-- Start STORED DATA --
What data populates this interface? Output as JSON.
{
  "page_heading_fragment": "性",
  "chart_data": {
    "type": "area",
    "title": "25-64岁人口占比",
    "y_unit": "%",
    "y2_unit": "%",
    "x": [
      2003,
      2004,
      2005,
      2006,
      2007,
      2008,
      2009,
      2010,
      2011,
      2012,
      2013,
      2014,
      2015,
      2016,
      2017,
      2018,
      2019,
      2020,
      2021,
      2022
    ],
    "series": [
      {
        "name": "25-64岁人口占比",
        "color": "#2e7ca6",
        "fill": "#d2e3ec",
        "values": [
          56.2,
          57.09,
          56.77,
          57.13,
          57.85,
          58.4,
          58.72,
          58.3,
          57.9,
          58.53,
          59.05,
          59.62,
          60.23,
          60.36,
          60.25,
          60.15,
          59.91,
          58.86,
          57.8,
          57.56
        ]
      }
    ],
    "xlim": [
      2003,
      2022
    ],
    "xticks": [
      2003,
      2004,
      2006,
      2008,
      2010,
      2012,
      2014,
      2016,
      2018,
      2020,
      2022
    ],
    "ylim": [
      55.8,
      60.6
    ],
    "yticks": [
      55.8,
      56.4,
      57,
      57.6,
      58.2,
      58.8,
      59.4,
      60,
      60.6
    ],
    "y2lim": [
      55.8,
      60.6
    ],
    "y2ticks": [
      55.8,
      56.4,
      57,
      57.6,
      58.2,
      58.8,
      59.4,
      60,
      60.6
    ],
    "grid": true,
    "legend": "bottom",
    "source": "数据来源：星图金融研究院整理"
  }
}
-- End STORED DATA --
→ **YOUR TASK**
Reproduce the complete data exactly as presented above.

→ **OUTPUT OF THE EXERCISE**
What data populates this interface? Output as JSON.
{
  "page_heading_fragment": "性",
  "chart_data": {
    "type": "area",
    "title": "25-64岁人口占比",
    "y_unit": "%",
    "y2_unit": "%",
    "x": [
      2003,
      2004,
      2005,
      2006,
      2007,
      2008,
      2009,
      2010,
      2011,
      2012,
      2013,
      2014,
      2015,
      2016,
      2017,
      2018,
      2019,
      2020,
      2021,
      2022
    ],
    "series": [
      {
        "name": "25-64岁人口占比",
        "color": "#2e7ca6",
        "fill": "#d2e3ec",
        "values": [
          56.2,
          57.09,
          56.77,
          57.13,
          57.85,
          58.4,
          58.72,
          58.3,
          57.9,
          58.53,
          59.05,
          59.62,
          60.23,
          60.36,
          60.25,
          60.15,
          59.91,
          58.86,
          57.8,
          57.56
        ]
      }
    ],
    "xlim": [
      2003,
      2022
    ],
    "xticks": [
      2003,
      2004,
      2006,
      2008,
      2010,
      2012,
      2014,
      2016,
      2018,
      2020,
      2022
    ],
    "ylim": [
      55.8,
      60.6
    ],
    "yticks": [
      55.8,
      56.4,
      57,
      57.6,
      58.2,
      58.8,
      59.4,
      60,
      60.6
    ],
    "y2lim": [
      55.8,
      60.6
    ],
    "y2ticks": [
      55.8,
      56.4,
      57,
      57.6,
      58.2,
      58.8,
      59.4,
      60,
      60.6
    ],
    "grid": true,
    "legend": "bottom",
    "source": "数据来源：星图金融研究院整理"
  }
}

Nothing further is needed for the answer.